## BEGIN
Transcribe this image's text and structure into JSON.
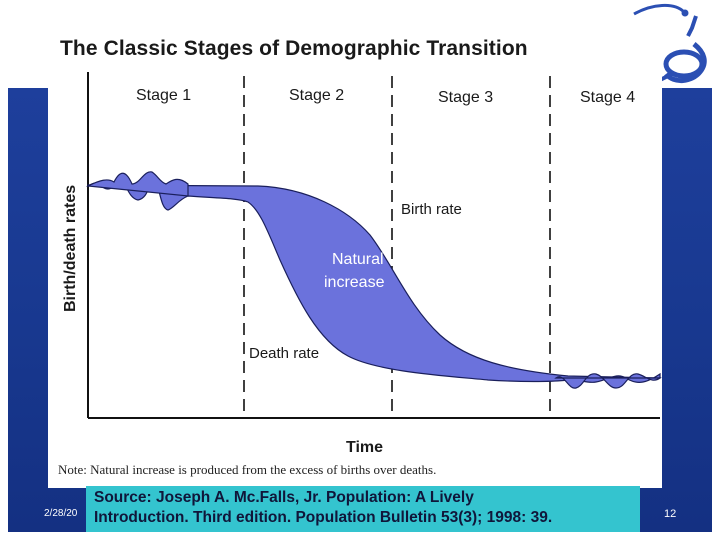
{
  "slide": {
    "date": "2/28/20",
    "page_number": "12"
  },
  "figure": {
    "title": "The Classic Stages of Demographic Transition",
    "stages": [
      "Stage 1",
      "Stage 2",
      "Stage 3",
      "Stage 4"
    ],
    "y_axis_label": "Birth/death rates",
    "x_axis_label": "Time",
    "labels": {
      "birth_rate": "Birth rate",
      "natural_increase_line1": "Natural",
      "natural_increase_line2": "increase",
      "death_rate": "Death rate"
    },
    "note": "Note: Natural increase is produced from the excess of births over deaths."
  },
  "source": {
    "line1": "Source: Joseph A. Mc.Falls, Jr. Population: A Lively",
    "line2": "Introduction. Third edition. Population Bulletin 53(3); 1998: 39."
  },
  "colors": {
    "band": "#1e3f9c",
    "fill": "#6b72dc",
    "source_box": "#34c4cf"
  }
}
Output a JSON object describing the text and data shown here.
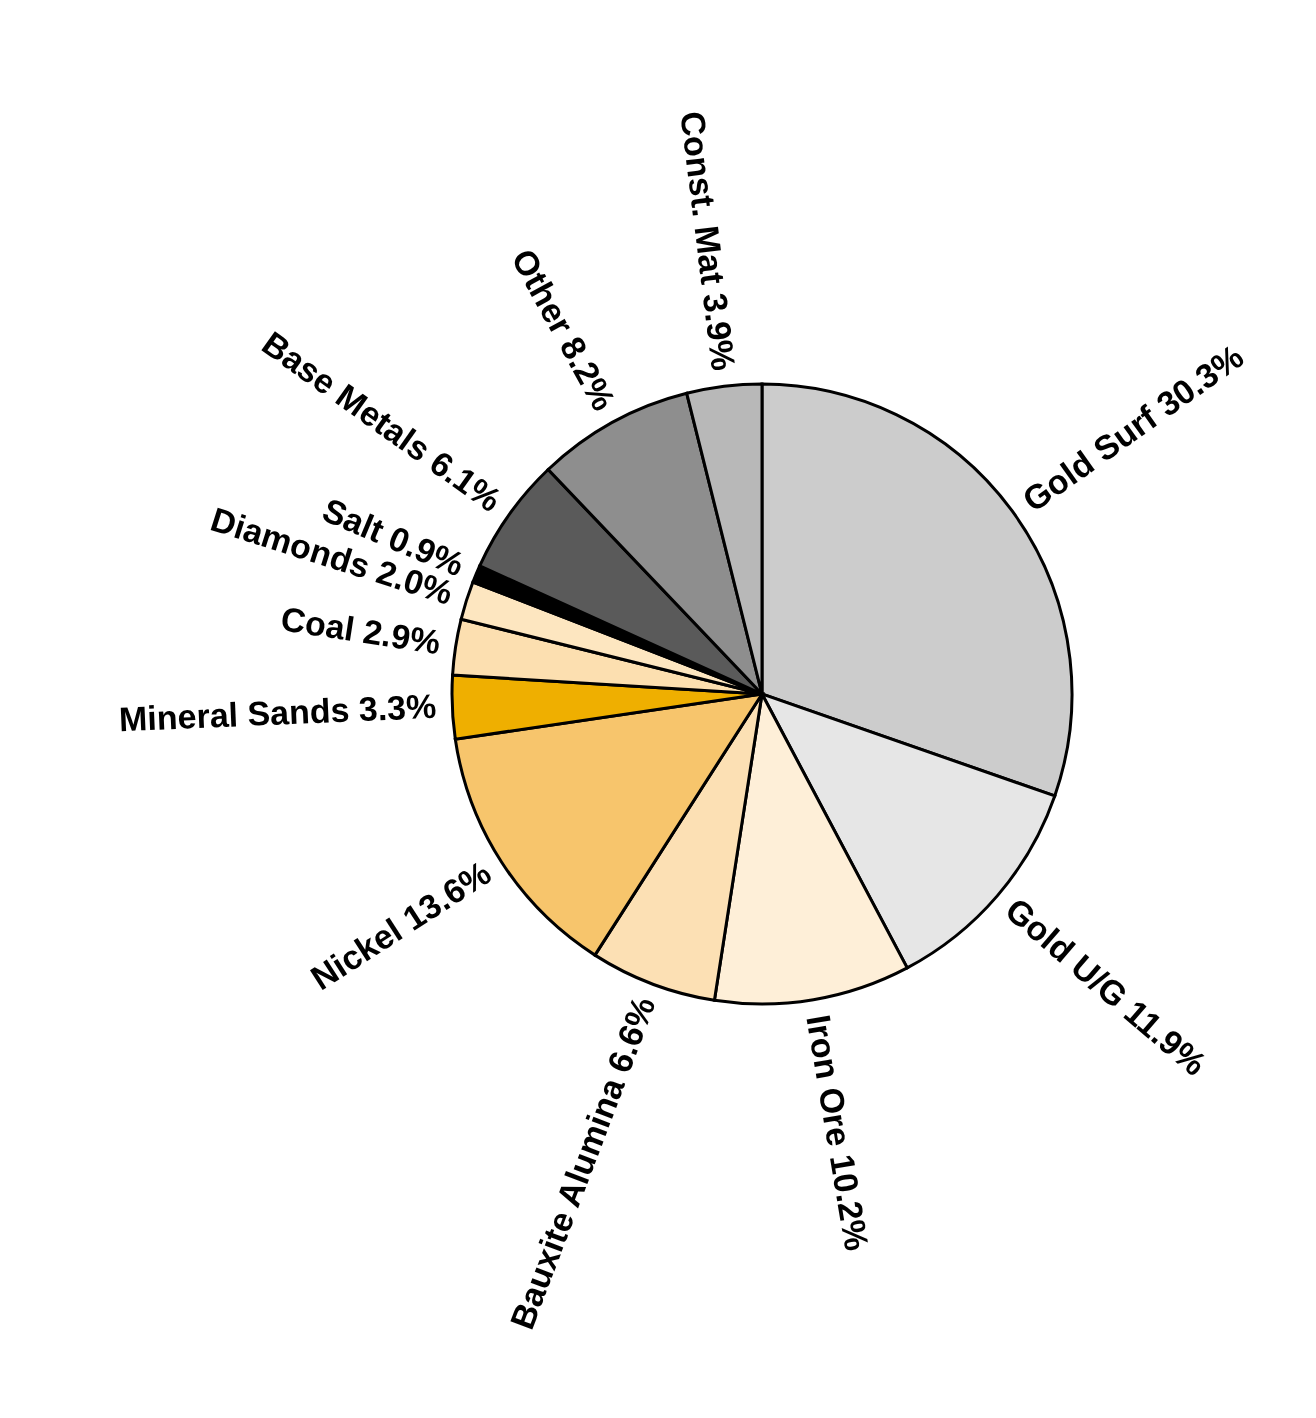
## END
What needs to be done
From start to finish, output the listing exactly, but omit its pictures.

Answer to this task
Transcribe this image's text and structure into JSON.
{
  "slide": {
    "date": "2/28/20",
    "page_number": "12"
  },
  "figure": {
    "title": "The Classic Stages of Demographic Transition",
    "stages": [
      "Stage 1",
      "Stage 2",
      "Stage 3",
      "Stage 4"
    ],
    "y_axis_label": "Birth/death rates",
    "x_axis_label": "Time",
    "labels": {
      "birth_rate": "Birth rate",
      "natural_increase_line1": "Natural",
      "natural_increase_line2": "increase",
      "death_rate": "Death rate"
    },
    "note": "Note: Natural increase is produced from the excess of births over deaths."
  },
  "source": {
    "line1": "Source: Joseph A. Mc.Falls, Jr. Population: A Lively",
    "line2": "Introduction. Third edition. Population Bulletin 53(3); 1998: 39."
  },
  "colors": {
    "band": "#1e3f9c",
    "fill": "#6b72dc",
    "source_box": "#34c4cf"
  }
}
Output a JSON object describing the text and data shown here.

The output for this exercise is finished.